EXERCISE BRIEF – Copy the records below exactly, leaving out every picture.

EXTRACTED DATA –
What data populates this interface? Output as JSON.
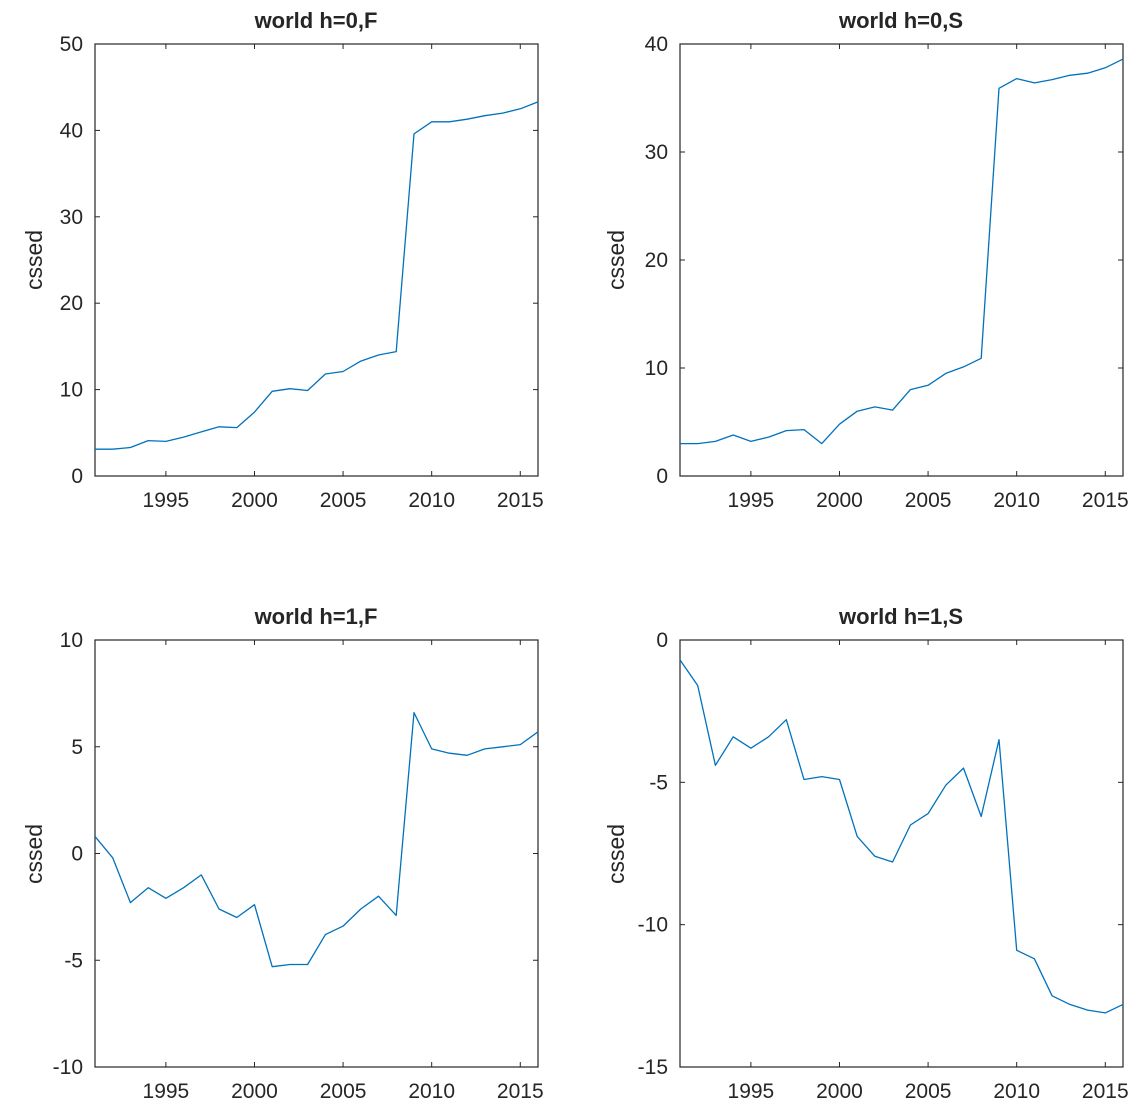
{
  "chart_data": [
    {
      "type": "line",
      "title": "world h=0,F",
      "xlabel": "",
      "ylabel": "cssed",
      "xlim": [
        1991,
        2016
      ],
      "ylim": [
        0,
        50
      ],
      "xticks": [
        1995,
        2000,
        2005,
        2010,
        2015
      ],
      "yticks": [
        0,
        10,
        20,
        30,
        40,
        50
      ],
      "ytick_labels": [
        "0",
        "10",
        "20",
        "30",
        "40",
        "50"
      ],
      "grid": false,
      "color": "#0072bd",
      "x": [
        1991,
        1992,
        1993,
        1994,
        1995,
        1996,
        1997,
        1998,
        1999,
        2000,
        2001,
        2002,
        2003,
        2004,
        2005,
        2006,
        2007,
        2008,
        2009,
        2010,
        2011,
        2012,
        2013,
        2014,
        2015,
        2016
      ],
      "y": [
        3.1,
        3.1,
        3.3,
        4.1,
        4.0,
        4.5,
        5.1,
        5.7,
        5.6,
        7.4,
        9.8,
        10.1,
        9.9,
        11.8,
        12.1,
        13.3,
        14.0,
        14.4,
        39.6,
        41.0,
        41.0,
        41.3,
        41.7,
        42.0,
        42.5,
        43.3
      ]
    },
    {
      "type": "line",
      "title": "world h=0,S",
      "xlabel": "",
      "ylabel": "cssed",
      "xlim": [
        1991,
        2016
      ],
      "ylim": [
        0,
        40
      ],
      "xticks": [
        1995,
        2000,
        2005,
        2010,
        2015
      ],
      "yticks": [
        0,
        10,
        20,
        30,
        40
      ],
      "ytick_labels": [
        "0",
        "10",
        "20",
        "30",
        "40"
      ],
      "grid": false,
      "color": "#0072bd",
      "x": [
        1991,
        1992,
        1993,
        1994,
        1995,
        1996,
        1997,
        1998,
        1999,
        2000,
        2001,
        2002,
        2003,
        2004,
        2005,
        2006,
        2007,
        2008,
        2009,
        2010,
        2011,
        2012,
        2013,
        2014,
        2015,
        2016
      ],
      "y": [
        3.0,
        3.0,
        3.2,
        3.8,
        3.2,
        3.6,
        4.2,
        4.3,
        3.0,
        4.8,
        6.0,
        6.4,
        6.1,
        8.0,
        8.4,
        9.5,
        10.1,
        10.9,
        35.9,
        36.8,
        36.4,
        36.7,
        37.1,
        37.3,
        37.8,
        38.6
      ]
    },
    {
      "type": "line",
      "title": "world h=1,F",
      "xlabel": "",
      "ylabel": "cssed",
      "xlim": [
        1991,
        2016
      ],
      "ylim": [
        -10,
        10
      ],
      "xticks": [
        1995,
        2000,
        2005,
        2010,
        2015
      ],
      "yticks": [
        -10,
        -5,
        0,
        5,
        10
      ],
      "ytick_labels": [
        "-10",
        "-5",
        "0",
        "5",
        "10"
      ],
      "grid": false,
      "color": "#0072bd",
      "x": [
        1991,
        1992,
        1993,
        1994,
        1995,
        1996,
        1997,
        1998,
        1999,
        2000,
        2001,
        2002,
        2003,
        2004,
        2005,
        2006,
        2007,
        2008,
        2009,
        2010,
        2011,
        2012,
        2013,
        2014,
        2015,
        2016
      ],
      "y": [
        0.8,
        -0.2,
        -2.3,
        -1.6,
        -2.1,
        -1.6,
        -1.0,
        -2.6,
        -3.0,
        -2.4,
        -5.3,
        -5.2,
        -5.2,
        -3.8,
        -3.4,
        -2.6,
        -2.0,
        -2.9,
        6.6,
        4.9,
        4.7,
        4.6,
        4.9,
        5.0,
        5.1,
        5.7
      ]
    },
    {
      "type": "line",
      "title": "world h=1,S",
      "xlabel": "",
      "ylabel": "cssed",
      "xlim": [
        1991,
        2016
      ],
      "ylim": [
        -15,
        0
      ],
      "xticks": [
        1995,
        2000,
        2005,
        2010,
        2015
      ],
      "yticks": [
        -15,
        -10,
        -5,
        0
      ],
      "ytick_labels": [
        "-15",
        "-10",
        "-5",
        "0"
      ],
      "grid": false,
      "color": "#0072bd",
      "x": [
        1991,
        1992,
        1993,
        1994,
        1995,
        1996,
        1997,
        1998,
        1999,
        2000,
        2001,
        2002,
        2003,
        2004,
        2005,
        2006,
        2007,
        2008,
        2009,
        2010,
        2011,
        2012,
        2013,
        2014,
        2015,
        2016
      ],
      "y": [
        -0.7,
        -1.6,
        -4.4,
        -3.4,
        -3.8,
        -3.4,
        -2.8,
        -4.9,
        -4.8,
        -4.9,
        -6.9,
        -7.6,
        -7.8,
        -6.5,
        -6.1,
        -5.1,
        -4.5,
        -6.2,
        -3.5,
        -10.9,
        -11.2,
        -12.5,
        -12.8,
        -13.0,
        -13.1,
        -12.8
      ]
    }
  ]
}
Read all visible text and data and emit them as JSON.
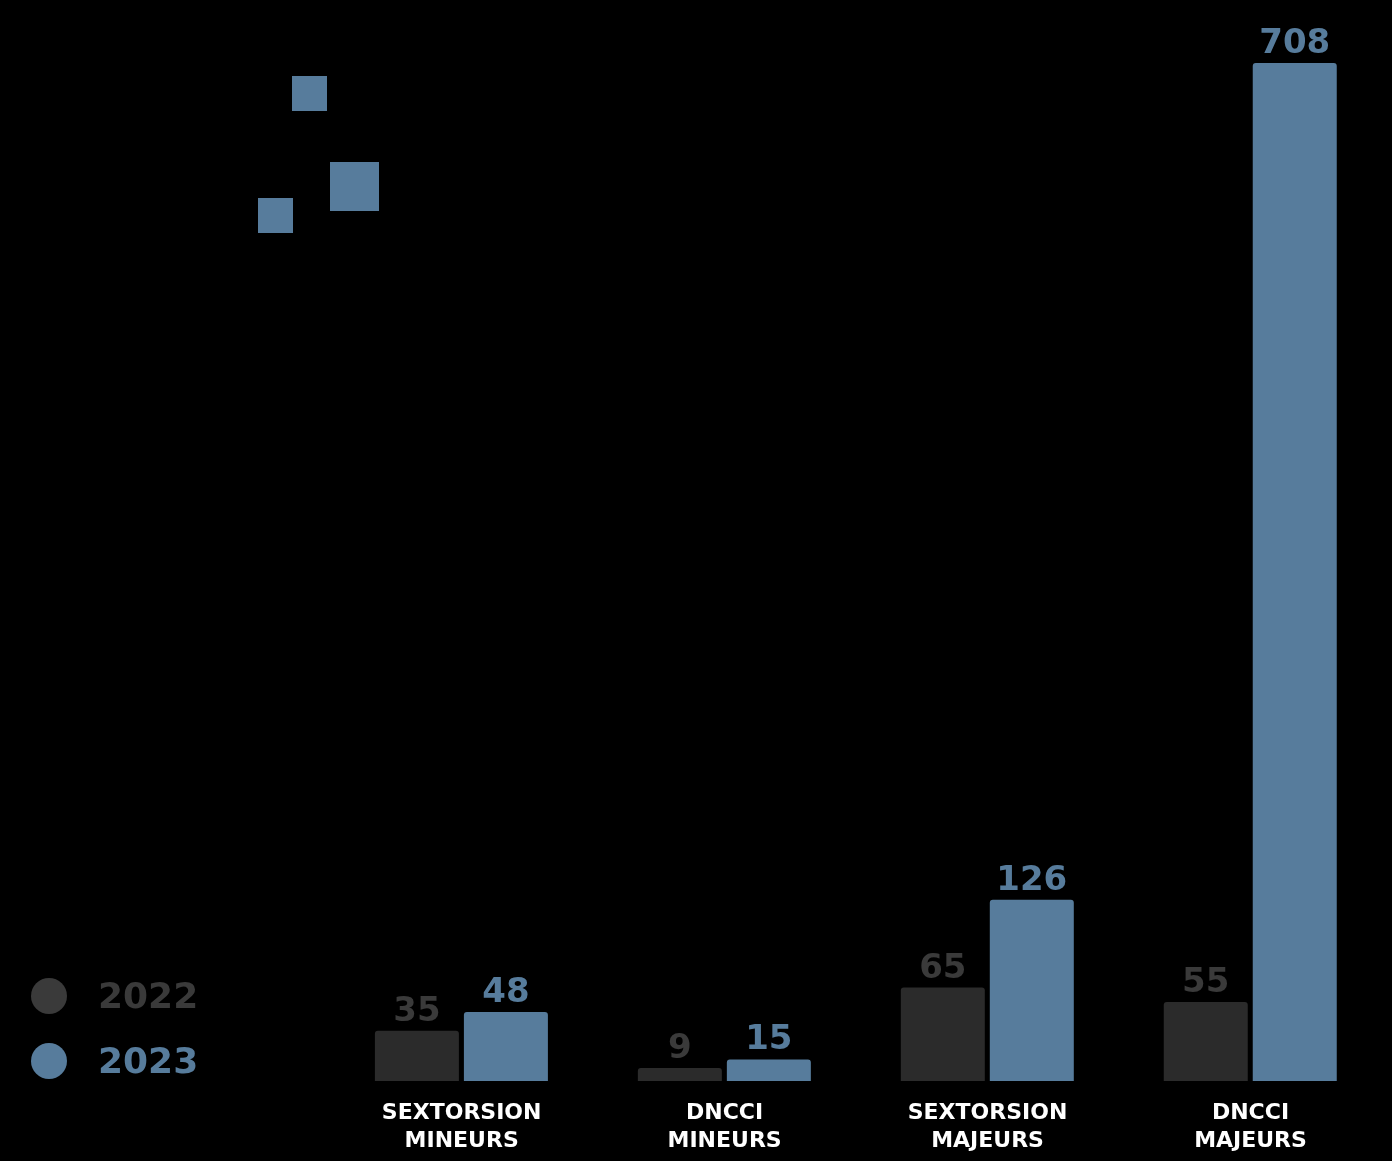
{
  "chart_data": {
    "type": "bar",
    "categories": [
      "SEXTORSION MINEURS",
      "DNCCI MINEURS",
      "SEXTORSION MAJEURS",
      "DNCCI MAJEURS"
    ],
    "series": [
      {
        "name": "2022",
        "color": "#2b2b2b",
        "values": [
          35,
          9,
          65,
          55
        ]
      },
      {
        "name": "2023",
        "color": "#577c9c",
        "values": [
          48,
          15,
          126,
          708
        ]
      }
    ],
    "data_labels": true,
    "legend": "bottom left",
    "grid": false
  }
}
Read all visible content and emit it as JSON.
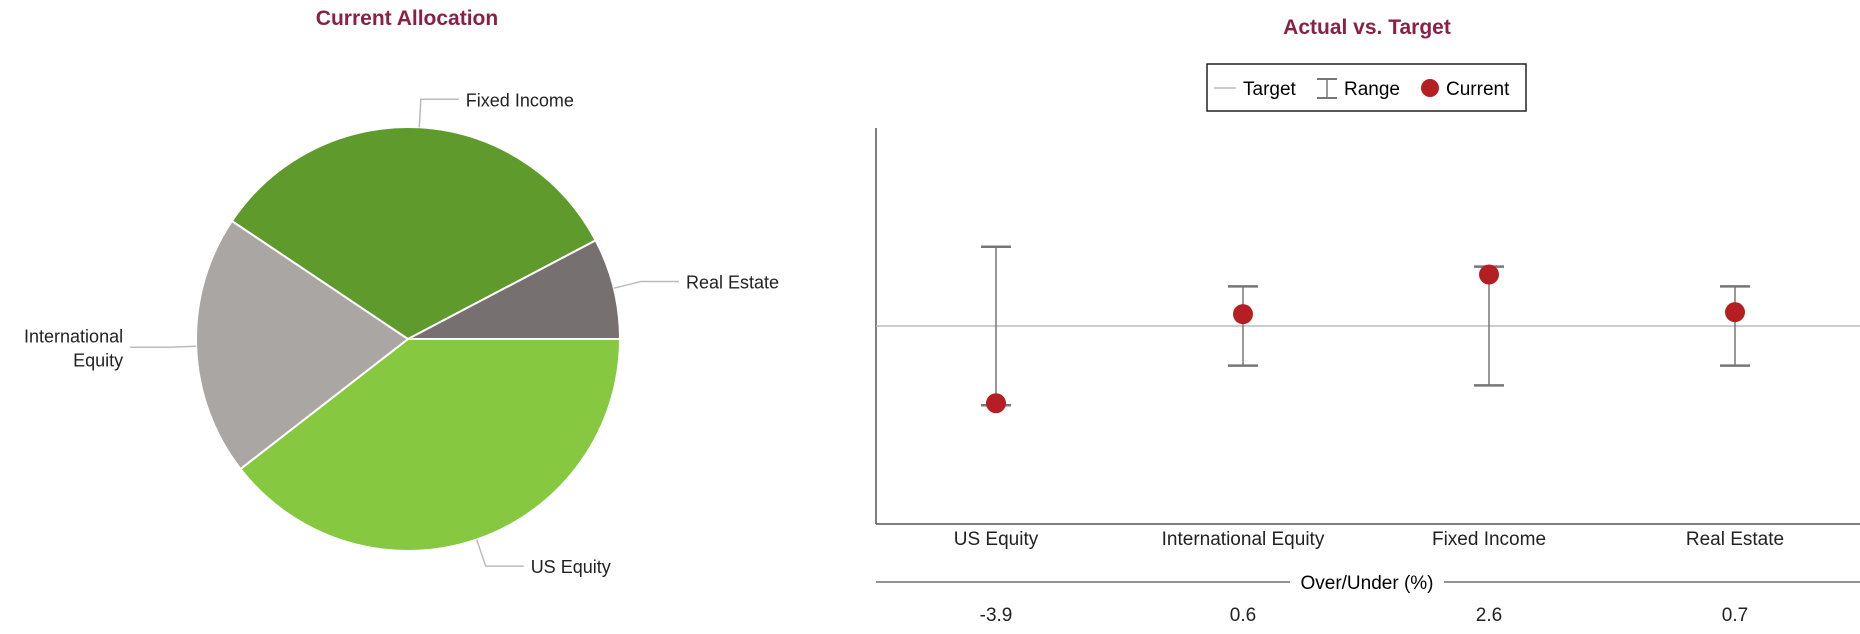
{
  "colors": {
    "title": "#8a2046",
    "us_equity": "#86c840",
    "international_equity": "#aaa6a4",
    "fixed_income": "#5f9a2c",
    "real_estate": "#767070",
    "current_marker": "#b51f24",
    "range": "#777777",
    "target_line": "#bbbbbb",
    "leader_line": "#bbbbbb",
    "axis": "#555555"
  },
  "chart_data": [
    {
      "type": "pie",
      "title": "Current Allocation",
      "slices": [
        {
          "label": "US Equity",
          "lines": [
            "US Equity"
          ],
          "value": 39.5,
          "color_key": "us_equity",
          "label_side": "right"
        },
        {
          "label": "International Equity",
          "lines": [
            "International",
            "Equity"
          ],
          "value": 19.9,
          "color_key": "international_equity",
          "label_side": "left"
        },
        {
          "label": "Fixed Income",
          "lines": [
            "Fixed Income"
          ],
          "value": 32.9,
          "color_key": "fixed_income",
          "label_side": "right"
        },
        {
          "label": "Real Estate",
          "lines": [
            "Real Estate"
          ],
          "value": 7.7,
          "color_key": "real_estate",
          "label_side": "right"
        }
      ]
    },
    {
      "type": "scatter",
      "title": "Actual vs. Target",
      "legend": {
        "position": "top-center",
        "items": [
          "Target",
          "Range",
          "Current"
        ]
      },
      "categories": [
        "US Equity",
        "International Equity",
        "Fixed Income",
        "Real Estate"
      ],
      "target": 0,
      "ylim": [
        -10,
        10
      ],
      "range_low": [
        -4,
        -2,
        -3,
        -2
      ],
      "range_high": [
        4,
        2,
        3,
        2
      ],
      "current": [
        -3.9,
        0.6,
        2.6,
        0.7
      ],
      "table": {
        "label": "Over/Under (%)",
        "values": [
          "-3.9",
          "0.6",
          "2.6",
          "0.7"
        ]
      }
    }
  ]
}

WRITTEN REPLY –
What data populates this interface? Output as JSON.
{
  "chart_data": [
    {
      "type": "line",
      "title": "world h=0,F",
      "xlabel": "",
      "ylabel": "cssed",
      "xlim": [
        1991,
        2016
      ],
      "ylim": [
        0,
        50
      ],
      "xticks": [
        1995,
        2000,
        2005,
        2010,
        2015
      ],
      "yticks": [
        0,
        10,
        20,
        30,
        40,
        50
      ],
      "ytick_labels": [
        "0",
        "10",
        "20",
        "30",
        "40",
        "50"
      ],
      "grid": false,
      "color": "#0072bd",
      "x": [
        1991,
        1992,
        1993,
        1994,
        1995,
        1996,
        1997,
        1998,
        1999,
        2000,
        2001,
        2002,
        2003,
        2004,
        2005,
        2006,
        2007,
        2008,
        2009,
        2010,
        2011,
        2012,
        2013,
        2014,
        2015,
        2016
      ],
      "y": [
        3.1,
        3.1,
        3.3,
        4.1,
        4.0,
        4.5,
        5.1,
        5.7,
        5.6,
        7.4,
        9.8,
        10.1,
        9.9,
        11.8,
        12.1,
        13.3,
        14.0,
        14.4,
        39.6,
        41.0,
        41.0,
        41.3,
        41.7,
        42.0,
        42.5,
        43.3
      ]
    },
    {
      "type": "line",
      "title": "world h=0,S",
      "xlabel": "",
      "ylabel": "cssed",
      "xlim": [
        1991,
        2016
      ],
      "ylim": [
        0,
        40
      ],
      "xticks": [
        1995,
        2000,
        2005,
        2010,
        2015
      ],
      "yticks": [
        0,
        10,
        20,
        30,
        40
      ],
      "ytick_labels": [
        "0",
        "10",
        "20",
        "30",
        "40"
      ],
      "grid": false,
      "color": "#0072bd",
      "x": [
        1991,
        1992,
        1993,
        1994,
        1995,
        1996,
        1997,
        1998,
        1999,
        2000,
        2001,
        2002,
        2003,
        2004,
        2005,
        2006,
        2007,
        2008,
        2009,
        2010,
        2011,
        2012,
        2013,
        2014,
        2015,
        2016
      ],
      "y": [
        3.0,
        3.0,
        3.2,
        3.8,
        3.2,
        3.6,
        4.2,
        4.3,
        3.0,
        4.8,
        6.0,
        6.4,
        6.1,
        8.0,
        8.4,
        9.5,
        10.1,
        10.9,
        35.9,
        36.8,
        36.4,
        36.7,
        37.1,
        37.3,
        37.8,
        38.6
      ]
    },
    {
      "type": "line",
      "title": "world h=1,F",
      "xlabel": "",
      "ylabel": "cssed",
      "xlim": [
        1991,
        2016
      ],
      "ylim": [
        -10,
        10
      ],
      "xticks": [
        1995,
        2000,
        2005,
        2010,
        2015
      ],
      "yticks": [
        -10,
        -5,
        0,
        5,
        10
      ],
      "ytick_labels": [
        "-10",
        "-5",
        "0",
        "5",
        "10"
      ],
      "grid": false,
      "color": "#0072bd",
      "x": [
        1991,
        1992,
        1993,
        1994,
        1995,
        1996,
        1997,
        1998,
        1999,
        2000,
        2001,
        2002,
        2003,
        2004,
        2005,
        2006,
        2007,
        2008,
        2009,
        2010,
        2011,
        2012,
        2013,
        2014,
        2015,
        2016
      ],
      "y": [
        0.8,
        -0.2,
        -2.3,
        -1.6,
        -2.1,
        -1.6,
        -1.0,
        -2.6,
        -3.0,
        -2.4,
        -5.3,
        -5.2,
        -5.2,
        -3.8,
        -3.4,
        -2.6,
        -2.0,
        -2.9,
        6.6,
        4.9,
        4.7,
        4.6,
        4.9,
        5.0,
        5.1,
        5.7
      ]
    },
    {
      "type": "line",
      "title": "world h=1,S",
      "xlabel": "",
      "ylabel": "cssed",
      "xlim": [
        1991,
        2016
      ],
      "ylim": [
        -15,
        0
      ],
      "xticks": [
        1995,
        2000,
        2005,
        2010,
        2015
      ],
      "yticks": [
        -15,
        -10,
        -5,
        0
      ],
      "ytick_labels": [
        "-15",
        "-10",
        "-5",
        "0"
      ],
      "grid": false,
      "color": "#0072bd",
      "x": [
        1991,
        1992,
        1993,
        1994,
        1995,
        1996,
        1997,
        1998,
        1999,
        2000,
        2001,
        2002,
        2003,
        2004,
        2005,
        2006,
        2007,
        2008,
        2009,
        2010,
        2011,
        2012,
        2013,
        2014,
        2015,
        2016
      ],
      "y": [
        -0.7,
        -1.6,
        -4.4,
        -3.4,
        -3.8,
        -3.4,
        -2.8,
        -4.9,
        -4.8,
        -4.9,
        -6.9,
        -7.6,
        -7.8,
        -6.5,
        -6.1,
        -5.1,
        -4.5,
        -6.2,
        -3.5,
        -10.9,
        -11.2,
        -12.5,
        -12.8,
        -13.0,
        -13.1,
        -12.8
      ]
    }
  ]
}
Read all visible text and data and emit them as JSON.
{
  "chart_data": {
    "type": "bar",
    "categories": [
      "SEXTORSION MINEURS",
      "DNCCI MINEURS",
      "SEXTORSION MAJEURS",
      "DNCCI MAJEURS"
    ],
    "series": [
      {
        "name": "2022",
        "color": "#2b2b2b",
        "values": [
          35,
          9,
          65,
          55
        ]
      },
      {
        "name": "2023",
        "color": "#577c9c",
        "values": [
          48,
          15,
          126,
          708
        ]
      }
    ],
    "data_labels": true,
    "legend": "bottom left",
    "grid": false
  }
}
Read all visible content and emit it as JSON.
{
  "colors": {
    "title": "#8a2046",
    "us_equity": "#86c840",
    "international_equity": "#aaa6a4",
    "fixed_income": "#5f9a2c",
    "real_estate": "#767070",
    "current_marker": "#b51f24",
    "range": "#777777",
    "target_line": "#bbbbbb",
    "leader_line": "#bbbbbb",
    "axis": "#555555"
  },
  "chart_data": [
    {
      "type": "pie",
      "title": "Current Allocation",
      "slices": [
        {
          "label": "US Equity",
          "lines": [
            "US Equity"
          ],
          "value": 39.5,
          "color_key": "us_equity",
          "label_side": "right"
        },
        {
          "label": "International Equity",
          "lines": [
            "International",
            "Equity"
          ],
          "value": 19.9,
          "color_key": "international_equity",
          "label_side": "left"
        },
        {
          "label": "Fixed Income",
          "lines": [
            "Fixed Income"
          ],
          "value": 32.9,
          "color_key": "fixed_income",
          "label_side": "right"
        },
        {
          "label": "Real Estate",
          "lines": [
            "Real Estate"
          ],
          "value": 7.7,
          "color_key": "real_estate",
          "label_side": "right"
        }
      ]
    },
    {
      "type": "scatter",
      "title": "Actual vs. Target",
      "legend": {
        "position": "top-center",
        "items": [
          "Target",
          "Range",
          "Current"
        ]
      },
      "categories": [
        "US Equity",
        "International Equity",
        "Fixed Income",
        "Real Estate"
      ],
      "target": 0,
      "ylim": [
        -10,
        10
      ],
      "range_low": [
        -4,
        -2,
        -3,
        -2
      ],
      "range_high": [
        4,
        2,
        3,
        2
      ],
      "current": [
        -3.9,
        0.6,
        2.6,
        0.7
      ],
      "table": {
        "label": "Over/Under (%)",
        "values": [
          "-3.9",
          "0.6",
          "2.6",
          "0.7"
        ]
      }
    }
  ]
}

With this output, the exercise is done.